* Given request *
Examine the entries and show every line in which the word "Information" is found.

* Entries from a dataset *
----------------------------------------

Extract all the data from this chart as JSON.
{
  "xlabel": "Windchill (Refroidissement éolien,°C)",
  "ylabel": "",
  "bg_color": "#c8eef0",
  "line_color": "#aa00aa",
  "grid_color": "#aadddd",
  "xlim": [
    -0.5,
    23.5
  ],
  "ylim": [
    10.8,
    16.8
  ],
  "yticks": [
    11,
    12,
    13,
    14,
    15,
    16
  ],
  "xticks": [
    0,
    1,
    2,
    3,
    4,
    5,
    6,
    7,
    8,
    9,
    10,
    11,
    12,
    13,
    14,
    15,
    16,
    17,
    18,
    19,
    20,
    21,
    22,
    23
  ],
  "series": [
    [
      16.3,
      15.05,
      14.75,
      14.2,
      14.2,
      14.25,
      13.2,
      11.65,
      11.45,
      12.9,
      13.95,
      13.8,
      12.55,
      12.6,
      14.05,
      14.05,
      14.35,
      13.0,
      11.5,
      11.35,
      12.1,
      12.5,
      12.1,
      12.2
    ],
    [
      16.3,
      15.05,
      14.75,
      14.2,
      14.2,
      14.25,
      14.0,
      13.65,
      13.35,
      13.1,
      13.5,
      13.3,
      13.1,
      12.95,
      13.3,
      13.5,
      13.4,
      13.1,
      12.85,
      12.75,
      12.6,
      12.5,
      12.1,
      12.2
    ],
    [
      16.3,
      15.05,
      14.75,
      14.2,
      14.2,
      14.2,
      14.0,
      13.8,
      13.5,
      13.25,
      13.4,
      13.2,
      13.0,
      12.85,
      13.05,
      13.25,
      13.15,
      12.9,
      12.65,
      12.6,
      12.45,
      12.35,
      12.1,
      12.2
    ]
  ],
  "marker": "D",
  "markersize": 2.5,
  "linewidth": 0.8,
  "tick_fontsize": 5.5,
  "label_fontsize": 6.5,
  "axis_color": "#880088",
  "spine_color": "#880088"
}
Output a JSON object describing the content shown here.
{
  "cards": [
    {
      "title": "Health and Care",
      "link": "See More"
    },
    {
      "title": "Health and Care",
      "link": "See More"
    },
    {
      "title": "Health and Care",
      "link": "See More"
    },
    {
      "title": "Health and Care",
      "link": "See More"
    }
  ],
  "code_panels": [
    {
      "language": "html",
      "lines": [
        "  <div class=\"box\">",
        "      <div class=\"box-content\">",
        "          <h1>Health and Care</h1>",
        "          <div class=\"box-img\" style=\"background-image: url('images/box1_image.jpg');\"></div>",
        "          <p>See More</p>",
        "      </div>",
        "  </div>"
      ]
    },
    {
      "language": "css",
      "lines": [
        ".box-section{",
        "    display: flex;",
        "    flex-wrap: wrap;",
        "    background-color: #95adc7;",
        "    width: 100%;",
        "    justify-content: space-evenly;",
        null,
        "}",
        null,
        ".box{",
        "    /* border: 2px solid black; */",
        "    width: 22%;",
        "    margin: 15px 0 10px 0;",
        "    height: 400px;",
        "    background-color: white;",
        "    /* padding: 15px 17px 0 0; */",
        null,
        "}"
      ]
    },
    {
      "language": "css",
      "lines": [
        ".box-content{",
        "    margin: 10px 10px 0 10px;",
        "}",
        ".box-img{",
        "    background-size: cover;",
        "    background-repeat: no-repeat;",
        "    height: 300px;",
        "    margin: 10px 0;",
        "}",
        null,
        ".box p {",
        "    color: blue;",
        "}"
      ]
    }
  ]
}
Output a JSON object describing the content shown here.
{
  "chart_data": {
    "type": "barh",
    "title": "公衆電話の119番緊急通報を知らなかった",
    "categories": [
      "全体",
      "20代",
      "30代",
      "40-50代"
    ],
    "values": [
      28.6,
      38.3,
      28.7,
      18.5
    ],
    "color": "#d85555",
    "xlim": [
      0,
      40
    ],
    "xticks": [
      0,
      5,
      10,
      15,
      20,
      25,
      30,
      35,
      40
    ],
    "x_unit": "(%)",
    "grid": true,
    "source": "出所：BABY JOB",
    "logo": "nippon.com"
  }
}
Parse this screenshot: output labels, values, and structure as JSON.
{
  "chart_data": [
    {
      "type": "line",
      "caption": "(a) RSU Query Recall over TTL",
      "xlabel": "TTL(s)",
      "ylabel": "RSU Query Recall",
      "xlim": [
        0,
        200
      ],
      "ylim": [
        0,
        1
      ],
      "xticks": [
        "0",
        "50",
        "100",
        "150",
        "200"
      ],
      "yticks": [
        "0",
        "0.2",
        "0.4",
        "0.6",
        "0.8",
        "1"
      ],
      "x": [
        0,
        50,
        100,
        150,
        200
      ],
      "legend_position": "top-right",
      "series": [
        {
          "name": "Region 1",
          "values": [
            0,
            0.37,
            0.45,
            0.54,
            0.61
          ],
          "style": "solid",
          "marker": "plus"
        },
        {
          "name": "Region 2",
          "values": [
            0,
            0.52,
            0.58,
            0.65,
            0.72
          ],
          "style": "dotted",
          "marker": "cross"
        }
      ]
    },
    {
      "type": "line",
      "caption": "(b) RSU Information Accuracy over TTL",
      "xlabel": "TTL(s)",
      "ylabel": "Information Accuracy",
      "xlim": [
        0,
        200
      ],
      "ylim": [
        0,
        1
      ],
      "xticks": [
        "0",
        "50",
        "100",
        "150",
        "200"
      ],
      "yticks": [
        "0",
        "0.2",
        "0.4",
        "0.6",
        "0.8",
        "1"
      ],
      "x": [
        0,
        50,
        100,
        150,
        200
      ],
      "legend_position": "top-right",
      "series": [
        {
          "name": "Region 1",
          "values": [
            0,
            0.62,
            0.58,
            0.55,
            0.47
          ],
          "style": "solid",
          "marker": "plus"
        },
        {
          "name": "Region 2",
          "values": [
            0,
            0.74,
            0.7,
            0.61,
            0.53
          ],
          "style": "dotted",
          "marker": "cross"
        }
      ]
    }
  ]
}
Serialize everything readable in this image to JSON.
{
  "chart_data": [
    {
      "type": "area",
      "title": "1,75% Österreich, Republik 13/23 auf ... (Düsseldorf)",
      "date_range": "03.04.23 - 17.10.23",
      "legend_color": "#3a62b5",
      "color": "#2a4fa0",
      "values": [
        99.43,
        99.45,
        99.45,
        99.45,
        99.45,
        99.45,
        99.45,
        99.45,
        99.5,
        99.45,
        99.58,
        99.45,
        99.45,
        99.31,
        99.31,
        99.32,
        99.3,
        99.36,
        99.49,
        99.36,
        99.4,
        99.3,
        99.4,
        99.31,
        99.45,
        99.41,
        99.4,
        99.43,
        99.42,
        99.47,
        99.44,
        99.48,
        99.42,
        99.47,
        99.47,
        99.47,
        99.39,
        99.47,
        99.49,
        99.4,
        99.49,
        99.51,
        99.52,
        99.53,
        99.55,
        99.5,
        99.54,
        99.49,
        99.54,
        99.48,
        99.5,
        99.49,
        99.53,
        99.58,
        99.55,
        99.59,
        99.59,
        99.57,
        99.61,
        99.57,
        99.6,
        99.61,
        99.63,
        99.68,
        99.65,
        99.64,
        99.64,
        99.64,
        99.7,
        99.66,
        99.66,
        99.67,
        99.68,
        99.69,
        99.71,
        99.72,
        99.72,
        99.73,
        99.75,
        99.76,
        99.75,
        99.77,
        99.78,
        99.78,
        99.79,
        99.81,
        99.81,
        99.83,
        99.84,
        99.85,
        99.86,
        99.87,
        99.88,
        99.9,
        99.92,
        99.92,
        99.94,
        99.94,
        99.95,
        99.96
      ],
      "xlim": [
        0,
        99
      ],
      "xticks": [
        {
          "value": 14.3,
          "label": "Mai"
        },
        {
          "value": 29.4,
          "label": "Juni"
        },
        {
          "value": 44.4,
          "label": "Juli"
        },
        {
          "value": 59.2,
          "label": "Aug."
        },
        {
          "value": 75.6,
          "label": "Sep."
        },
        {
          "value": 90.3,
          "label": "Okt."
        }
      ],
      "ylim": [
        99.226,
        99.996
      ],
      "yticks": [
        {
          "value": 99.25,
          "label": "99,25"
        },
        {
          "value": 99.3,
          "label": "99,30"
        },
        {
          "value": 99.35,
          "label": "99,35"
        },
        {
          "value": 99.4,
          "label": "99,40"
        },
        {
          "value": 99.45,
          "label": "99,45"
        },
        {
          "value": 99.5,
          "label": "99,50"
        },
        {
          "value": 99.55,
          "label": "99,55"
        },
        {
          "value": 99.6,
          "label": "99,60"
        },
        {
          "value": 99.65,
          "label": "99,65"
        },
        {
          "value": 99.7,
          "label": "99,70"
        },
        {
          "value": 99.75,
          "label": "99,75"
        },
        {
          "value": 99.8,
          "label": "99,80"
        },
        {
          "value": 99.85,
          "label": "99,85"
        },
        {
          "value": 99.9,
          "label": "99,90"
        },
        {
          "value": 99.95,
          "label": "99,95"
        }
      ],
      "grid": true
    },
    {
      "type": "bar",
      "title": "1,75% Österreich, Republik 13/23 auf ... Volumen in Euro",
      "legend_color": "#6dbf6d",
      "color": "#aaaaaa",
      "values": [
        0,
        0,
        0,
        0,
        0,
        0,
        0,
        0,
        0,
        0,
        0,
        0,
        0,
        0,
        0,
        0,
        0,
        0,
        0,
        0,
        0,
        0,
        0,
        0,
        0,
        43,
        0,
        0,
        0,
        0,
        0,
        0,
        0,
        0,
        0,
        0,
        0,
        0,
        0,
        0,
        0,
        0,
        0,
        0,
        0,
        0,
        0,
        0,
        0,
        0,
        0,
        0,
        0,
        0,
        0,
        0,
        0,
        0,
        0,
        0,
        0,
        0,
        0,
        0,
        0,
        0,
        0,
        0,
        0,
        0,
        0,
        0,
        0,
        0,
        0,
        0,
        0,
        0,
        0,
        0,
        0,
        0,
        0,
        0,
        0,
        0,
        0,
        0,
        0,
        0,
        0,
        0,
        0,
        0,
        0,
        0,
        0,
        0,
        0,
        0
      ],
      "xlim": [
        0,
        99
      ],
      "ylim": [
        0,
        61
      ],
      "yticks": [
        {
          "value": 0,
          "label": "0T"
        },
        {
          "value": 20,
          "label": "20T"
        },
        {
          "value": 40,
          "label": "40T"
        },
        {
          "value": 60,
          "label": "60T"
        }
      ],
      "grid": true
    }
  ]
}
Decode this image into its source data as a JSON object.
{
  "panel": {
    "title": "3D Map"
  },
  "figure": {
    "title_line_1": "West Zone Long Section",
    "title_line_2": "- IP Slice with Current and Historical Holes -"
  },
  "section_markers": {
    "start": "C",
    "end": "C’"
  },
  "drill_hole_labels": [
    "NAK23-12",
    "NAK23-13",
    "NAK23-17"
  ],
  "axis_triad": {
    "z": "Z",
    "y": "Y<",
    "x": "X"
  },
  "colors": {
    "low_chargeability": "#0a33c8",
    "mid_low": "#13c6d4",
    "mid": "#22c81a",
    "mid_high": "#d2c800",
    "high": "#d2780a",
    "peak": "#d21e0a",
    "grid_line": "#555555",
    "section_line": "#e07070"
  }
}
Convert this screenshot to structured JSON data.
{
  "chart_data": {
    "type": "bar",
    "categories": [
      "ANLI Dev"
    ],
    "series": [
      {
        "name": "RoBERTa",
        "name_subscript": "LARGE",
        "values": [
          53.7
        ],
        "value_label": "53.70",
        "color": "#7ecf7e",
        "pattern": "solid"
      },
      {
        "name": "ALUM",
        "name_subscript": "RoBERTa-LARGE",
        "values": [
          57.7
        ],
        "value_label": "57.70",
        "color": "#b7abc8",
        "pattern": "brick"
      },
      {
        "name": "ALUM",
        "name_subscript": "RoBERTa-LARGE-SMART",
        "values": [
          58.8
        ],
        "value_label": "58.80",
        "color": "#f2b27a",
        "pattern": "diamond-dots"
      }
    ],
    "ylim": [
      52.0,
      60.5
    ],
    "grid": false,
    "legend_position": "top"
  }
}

----------------------------------------

* Result of the exercise *
      "caption": "(b) RSU Information Accuracy over TTL",
      "ylabel": "Information Accuracy",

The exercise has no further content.